--- Tarefa proposta ---
Responda com base no trecho sobre o futebol carioca:
(a) Em que avenida a família morava naquela época?
(b) Como era vulgarmente chamado o torneio "Roberto Gomes Pedrosa"?
(c) Quais clubes do Rio eram tidos como "quase grandes"?

--- Trecho selecionado ---
##############################
Meu pai não quis me levar nesse jogo contra o Uruguai, temeroso de que as comemorações após a vitória tida como certa e a conquista do título mundial fossem terminar em tumulto, naquele Rio de Janeiro de 1950, onde os bondes ainda trafegavam pelas ruas e as velhas barcas ligavam o Rio a Niterói. Nessa época, morávamos na Av. Amaral Peixoto, na antiga capital fluminense.
Instalada a paixão futebolística, passei a acompanhar tudo que era escrito, irradiado e até algumas vezes televisionado sobre futebol. Não me defini por nenhum time, acompanhando qualquer jogo que o rádio transmitia.
Naquela época, os campeonatos estaduais eram os mais importantes do calendário futebolístico brasileiro. Até porque, grande como é o Brasil, difícil era a realização de partidas interestaduais, dada a dificuldade de locomoção entre grandes distâncias. Além dos campeonatos dos Estados, havia apenas um torneio entre clubes do Rio e São Paulo, o “Roberto Gomes Pedrosa”, vulgarmente chamado de Rio/São Paulo.
Eram os estaduais a coqueluche do futebol aqui praticado.
No Rio de Janeiro, os grandes clubes eram os que ainda são hoje considerados como os melhores: Botafogo, Vasco, Fluminense e Flamengo. Mas, também eram tidos como “quase grandes” o América e o Bangu.
Os mais antigos devem lembrar do time do América, que tinha Osni, Oswaldinho, Dimas, Maneco, Alarcon e outros. O Bangu, em transação milionária, patrocinada por Castor de Andrade, conhecido banqueiro do jogo do bicho, contratara  Zizinho ao Flamengo, tido como um dos maiores meias que o Brasil já teve em todos os tempos, titular absoluto da seleção brasileira vice-campeã do mundo. Além dele, lá estavam Luiz Borracha, Rafaneli, Mirim, craques de primeira linha.
O Fluminense tinha Castilho, Píndaro e Pinheiro; Vitor, Lafayete, Orlando Pingo de Ouro. O Flamengo alinhava Garcia, Biguá e Pavão; Jadir, Dequinha e Jordan; Joel, Rubens, Índio, Benitez e Esquerdinha. O Vasco da Gama, base da seleção brasileira de 1950, tinha Barbosa, Augusto e Juvenal, Eli, Danilo e Jorge; Tesourinha, Friaça, Maneca, Ademir e Chico.
O Botafogo era o mais fraco dos considerados “grandes”.  Lá jogavam Oswaldo Baliza, Paraguaio, Geninho, Ruarinho, Bob, Richard, Orlando Maia, Arati, segundo me recordo.
Muitos deles foram nomes de meus “jogadores” de botão...
Poucos jogos eram televisionados, apenas alguns aos sábados à tarde. Durante muito tempo houve uma briga bastante intensa entre clubes e televisão para que os jogos fossem transmitidos ao vivo. Naquela época não havia vídeo tape.
Entre os poucos jogos que vi pela televisão, ficou marcado na minha memória aquele em que Heleno de Freitas, o maior ídolo do  Botafogo até 1948, então contratado pelo América, fez sua estréia no Maracanã. Devido ao seu temperamento explosivo e à sífilis, que já corroia seu corpo, foi expulso no fim do primeiro tempo.
##############################
--- Conteúdo da listagem ---
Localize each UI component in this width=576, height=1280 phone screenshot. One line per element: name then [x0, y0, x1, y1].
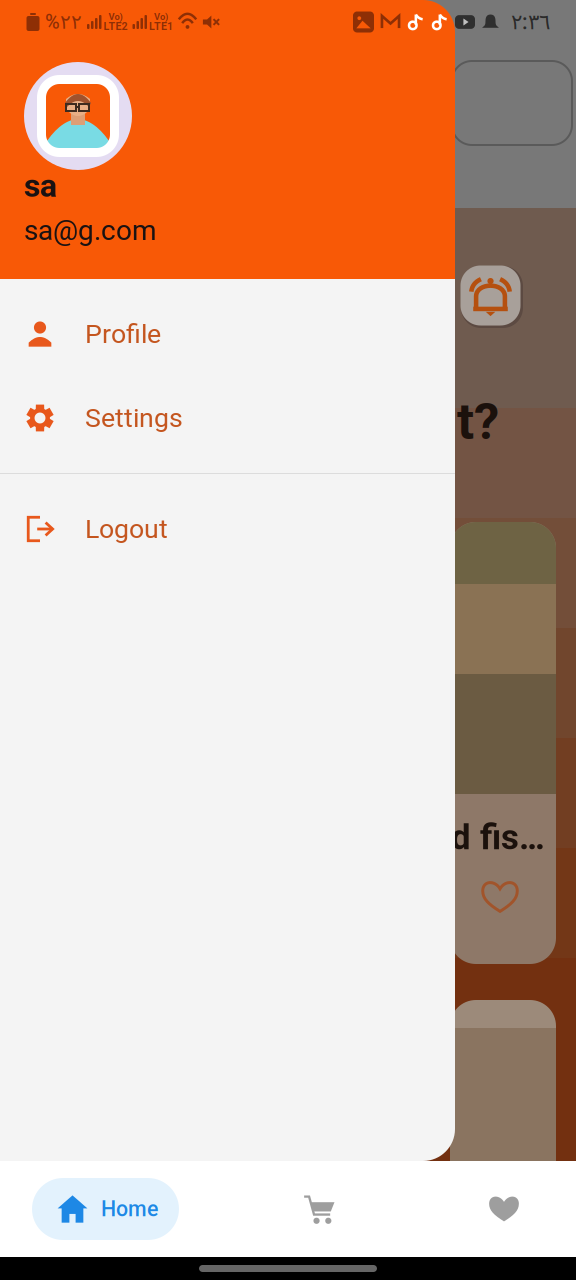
##############################
--- Resposta ---
(a) Na Av. Amaral Peixoto, na antiga capital fluminense.
(b) Rio/São Paulo.
(c) O América e o Bangu.